***** Rows *****

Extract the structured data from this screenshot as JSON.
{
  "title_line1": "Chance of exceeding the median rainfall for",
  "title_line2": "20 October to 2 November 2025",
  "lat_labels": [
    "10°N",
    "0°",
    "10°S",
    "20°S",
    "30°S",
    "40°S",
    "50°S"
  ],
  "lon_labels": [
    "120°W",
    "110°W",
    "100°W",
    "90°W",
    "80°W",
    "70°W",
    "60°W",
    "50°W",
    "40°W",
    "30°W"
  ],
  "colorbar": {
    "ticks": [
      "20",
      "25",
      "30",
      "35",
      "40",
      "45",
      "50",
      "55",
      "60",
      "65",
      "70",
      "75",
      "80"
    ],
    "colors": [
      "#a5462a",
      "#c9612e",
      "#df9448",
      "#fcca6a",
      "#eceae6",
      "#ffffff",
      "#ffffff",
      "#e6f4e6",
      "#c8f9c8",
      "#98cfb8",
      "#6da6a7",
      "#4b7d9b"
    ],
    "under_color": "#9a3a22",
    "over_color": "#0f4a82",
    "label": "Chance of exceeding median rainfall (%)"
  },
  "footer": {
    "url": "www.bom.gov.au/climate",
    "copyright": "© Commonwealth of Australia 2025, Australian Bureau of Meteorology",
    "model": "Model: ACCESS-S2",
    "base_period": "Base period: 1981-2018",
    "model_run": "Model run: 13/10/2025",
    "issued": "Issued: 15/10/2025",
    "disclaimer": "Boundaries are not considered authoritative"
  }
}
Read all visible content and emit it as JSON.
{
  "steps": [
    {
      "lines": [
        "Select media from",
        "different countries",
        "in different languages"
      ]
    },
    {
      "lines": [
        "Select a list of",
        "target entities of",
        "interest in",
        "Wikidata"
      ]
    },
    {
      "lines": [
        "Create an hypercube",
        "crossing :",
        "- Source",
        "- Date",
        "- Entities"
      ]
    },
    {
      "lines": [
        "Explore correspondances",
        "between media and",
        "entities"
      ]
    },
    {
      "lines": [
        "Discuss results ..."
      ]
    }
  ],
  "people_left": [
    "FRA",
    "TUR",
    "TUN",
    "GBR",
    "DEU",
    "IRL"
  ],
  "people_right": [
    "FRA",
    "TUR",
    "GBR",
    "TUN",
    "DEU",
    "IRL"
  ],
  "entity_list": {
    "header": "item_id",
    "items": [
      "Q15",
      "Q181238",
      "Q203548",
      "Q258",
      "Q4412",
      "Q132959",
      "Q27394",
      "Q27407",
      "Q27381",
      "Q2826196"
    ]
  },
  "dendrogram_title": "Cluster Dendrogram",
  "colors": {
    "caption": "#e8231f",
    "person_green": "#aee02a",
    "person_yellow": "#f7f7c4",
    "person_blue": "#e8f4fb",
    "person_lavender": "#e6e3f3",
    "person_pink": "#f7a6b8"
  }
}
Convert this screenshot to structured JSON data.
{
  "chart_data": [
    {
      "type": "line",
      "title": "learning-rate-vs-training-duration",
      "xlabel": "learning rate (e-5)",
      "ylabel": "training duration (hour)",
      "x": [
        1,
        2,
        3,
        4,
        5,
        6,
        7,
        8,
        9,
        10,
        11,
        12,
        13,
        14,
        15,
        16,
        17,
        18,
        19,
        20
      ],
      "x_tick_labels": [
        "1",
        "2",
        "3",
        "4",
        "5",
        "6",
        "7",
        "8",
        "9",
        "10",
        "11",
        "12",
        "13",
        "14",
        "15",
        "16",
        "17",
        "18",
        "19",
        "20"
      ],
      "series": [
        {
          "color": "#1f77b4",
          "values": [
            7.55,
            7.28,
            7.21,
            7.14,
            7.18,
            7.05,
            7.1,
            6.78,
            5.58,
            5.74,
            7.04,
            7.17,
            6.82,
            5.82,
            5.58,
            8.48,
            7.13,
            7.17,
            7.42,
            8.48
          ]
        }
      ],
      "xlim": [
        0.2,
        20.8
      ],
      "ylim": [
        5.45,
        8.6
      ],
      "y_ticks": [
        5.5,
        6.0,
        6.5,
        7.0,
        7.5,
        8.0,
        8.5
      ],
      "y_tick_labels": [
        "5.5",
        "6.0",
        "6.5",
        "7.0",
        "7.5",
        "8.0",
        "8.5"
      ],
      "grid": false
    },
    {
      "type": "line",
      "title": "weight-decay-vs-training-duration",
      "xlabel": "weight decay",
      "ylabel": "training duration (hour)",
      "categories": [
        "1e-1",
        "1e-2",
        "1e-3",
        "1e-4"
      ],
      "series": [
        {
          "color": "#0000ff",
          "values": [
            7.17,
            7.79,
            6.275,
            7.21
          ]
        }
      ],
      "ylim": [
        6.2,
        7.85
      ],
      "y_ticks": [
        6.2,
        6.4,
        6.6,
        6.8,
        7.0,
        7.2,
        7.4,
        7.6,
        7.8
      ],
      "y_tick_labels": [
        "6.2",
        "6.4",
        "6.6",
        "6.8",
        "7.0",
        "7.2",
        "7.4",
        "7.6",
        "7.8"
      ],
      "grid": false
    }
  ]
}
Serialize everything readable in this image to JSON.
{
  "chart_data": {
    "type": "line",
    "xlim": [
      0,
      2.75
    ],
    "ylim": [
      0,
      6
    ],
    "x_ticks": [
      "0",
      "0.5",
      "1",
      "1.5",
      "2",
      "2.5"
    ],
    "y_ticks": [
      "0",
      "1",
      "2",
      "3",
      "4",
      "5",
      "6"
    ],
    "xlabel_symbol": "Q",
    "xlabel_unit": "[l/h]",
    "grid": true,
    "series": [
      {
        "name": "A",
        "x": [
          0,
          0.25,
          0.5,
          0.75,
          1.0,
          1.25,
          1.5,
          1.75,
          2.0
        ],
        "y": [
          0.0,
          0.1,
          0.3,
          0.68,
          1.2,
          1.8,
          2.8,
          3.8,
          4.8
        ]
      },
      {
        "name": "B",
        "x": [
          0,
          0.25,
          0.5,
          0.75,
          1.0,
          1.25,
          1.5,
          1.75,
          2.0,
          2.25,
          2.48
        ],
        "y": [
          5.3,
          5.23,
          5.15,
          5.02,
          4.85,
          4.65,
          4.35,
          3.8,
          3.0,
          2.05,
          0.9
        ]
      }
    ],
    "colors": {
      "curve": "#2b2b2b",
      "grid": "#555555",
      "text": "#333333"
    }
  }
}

*****

- _The task_
Your task is to print all of the records exactly.

- _Result_
Extract the structured data from this screenshot as JSON.
{
  "title_line1": "Chance of exceeding the median rainfall for",
  "title_line2": "20 October to 2 November 2025",
  "lat_labels": [
    "10°N",
    "0°",
    "10°S",
    "20°S",
    "30°S",
    "40°S",
    "50°S"
  ],
  "lon_labels": [
    "120°W",
    "110°W",
    "100°W",
    "90°W",
    "80°W",
    "70°W",
    "60°W",
    "50°W",
    "40°W",
    "30°W"
  ],
  "colorbar": {
    "ticks": [
      "20",
      "25",
      "30",
      "35",
      "40",
      "45",
      "50",
      "55",
      "60",
      "65",
      "70",
      "75",
      "80"
    ],
    "colors": [
      "#a5462a",
      "#c9612e",
      "#df9448",
      "#fcca6a",
      "#eceae6",
      "#ffffff",
      "#ffffff",
      "#e6f4e6",
      "#c8f9c8",
      "#98cfb8",
      "#6da6a7",
      "#4b7d9b"
    ],
    "under_color": "#9a3a22",
    "over_color": "#0f4a82",
    "label": "Chance of exceeding median rainfall (%)"
  },
  "footer": {
    "url": "www.bom.gov.au/climate",
    "copyright": "© Commonwealth of Australia 2025, Australian Bureau of Meteorology",
    "model": "Model: ACCESS-S2",
    "base_period": "Base period: 1981-2018",
    "model_run": "Model run: 13/10/2025",
    "issued": "Issued: 15/10/2025",
    "disclaimer": "Boundaries are not considered authoritative"
  }
}
Read all visible content and emit it as JSON.
{
  "steps": [
    {
      "lines": [
        "Select media from",
        "different countries",
        "in different languages"
      ]
    },
    {
      "lines": [
        "Select a list of",
        "target entities of",
        "interest in",
        "Wikidata"
      ]
    },
    {
      "lines": [
        "Create an hypercube",
        "crossing :",
        "- Source",
        "- Date",
        "- Entities"
      ]
    },
    {
      "lines": [
        "Explore correspondances",
        "between media and",
        "entities"
      ]
    },
    {
      "lines": [
        "Discuss results ..."
      ]
    }
  ],
  "people_left": [
    "FRA",
    "TUR",
    "TUN",
    "GBR",
    "DEU",
    "IRL"
  ],
  "people_right": [
    "FRA",
    "TUR",
    "GBR",
    "TUN",
    "DEU",
    "IRL"
  ],
  "entity_list": {
    "header": "item_id",
    "items": [
      "Q15",
      "Q181238",
      "Q203548",
      "Q258",
      "Q4412",
      "Q132959",
      "Q27394",
      "Q27407",
      "Q27381",
      "Q2826196"
    ]
  },
  "dendrogram_title": "Cluster Dendrogram",
  "colors": {
    "caption": "#e8231f",
    "person_green": "#aee02a",
    "person_yellow": "#f7f7c4",
    "person_blue": "#e8f4fb",
    "person_lavender": "#e6e3f3",
    "person_pink": "#f7a6b8"
  }
}
Convert this screenshot to structured JSON data.
{
  "chart_data": [
    {
      "type": "line",
      "title": "learning-rate-vs-training-duration",
      "xlabel": "learning rate (e-5)",
      "ylabel": "training duration (hour)",
      "x": [
        1,
        2,
        3,
        4,
        5,
        6,
        7,
        8,
        9,
        10,
        11,
        12,
        13,
        14,
        15,
        16,
        17,
        18,
        19,
        20
      ],
      "x_tick_labels": [
        "1",
        "2",
        "3",
        "4",
        "5",
        "6",
        "7",
        "8",
        "9",
        "10",
        "11",
        "12",
        "13",
        "14",
        "15",
        "16",
        "17",
        "18",
        "19",
        "20"
      ],
      "series": [
        {
          "color": "#1f77b4",
          "values": [
            7.55,
            7.28,
            7.21,
            7.14,
            7.18,
            7.05,
            7.1,
            6.78,
            5.58,
            5.74,
            7.04,
            7.17,
            6.82,
            5.82,
            5.58,
            8.48,
            7.13,
            7.17,
            7.42,
            8.48
          ]
        }
      ],
      "xlim": [
        0.2,
        20.8
      ],
      "ylim": [
        5.45,
        8.6
      ],
      "y_ticks": [
        5.5,
        6.0,
        6.5,
        7.0,
        7.5,
        8.0,
        8.5
      ],
      "y_tick_labels": [
        "5.5",
        "6.0",
        "6.5",
        "7.0",
        "7.5",
        "8.0",
        "8.5"
      ],
      "grid": false
    },
    {
      "type": "line",
      "title": "weight-decay-vs-training-duration",
      "xlabel": "weight decay",
      "ylabel": "training duration (hour)",
      "categories": [
        "1e-1",
        "1e-2",
        "1e-3",
        "1e-4"
      ],
      "series": [
        {
          "color": "#0000ff",
          "values": [
            7.17,
            7.79,
            6.275,
            7.21
          ]
        }
      ],
      "ylim": [
        6.2,
        7.85
      ],
      "y_ticks": [
        6.2,
        6.4,
        6.6,
        6.8,
        7.0,
        7.2,
        7.4,
        7.6,
        7.8
      ],
      "y_tick_labels": [
        "6.2",
        "6.4",
        "6.6",
        "6.8",
        "7.0",
        "7.2",
        "7.4",
        "7.6",
        "7.8"
      ],
      "grid": false
    }
  ]
}
Serialize everything readable in this image to JSON.
{
  "chart_data": {
    "type": "line",
    "xlim": [
      0,
      2.75
    ],
    "ylim": [
      0,
      6
    ],
    "x_ticks": [
      "0",
      "0.5",
      "1",
      "1.5",
      "2",
      "2.5"
    ],
    "y_ticks": [
      "0",
      "1",
      "2",
      "3",
      "4",
      "5",
      "6"
    ],
    "xlabel_symbol": "Q",
    "xlabel_unit": "[l/h]",
    "grid": true,
    "series": [
      {
        "name": "A",
        "x": [
          0,
          0.25,
          0.5,
          0.75,
          1.0,
          1.25,
          1.5,
          1.75,
          2.0
        ],
        "y": [
          0.0,
          0.1,
          0.3,
          0.68,
          1.2,
          1.8,
          2.8,
          3.8,
          4.8
        ]
      },
      {
        "name": "B",
        "x": [
          0,
          0.25,
          0.5,
          0.75,
          1.0,
          1.25,
          1.5,
          1.75,
          2.0,
          2.25,
          2.48
        ],
        "y": [
          5.3,
          5.23,
          5.15,
          5.02,
          4.85,
          4.65,
          4.35,
          3.8,
          3.0,
          2.05,
          0.9
        ]
      }
    ],
    "colors": {
      "curve": "#2b2b2b",
      "grid": "#555555",
      "text": "#333333"
    }
  }
}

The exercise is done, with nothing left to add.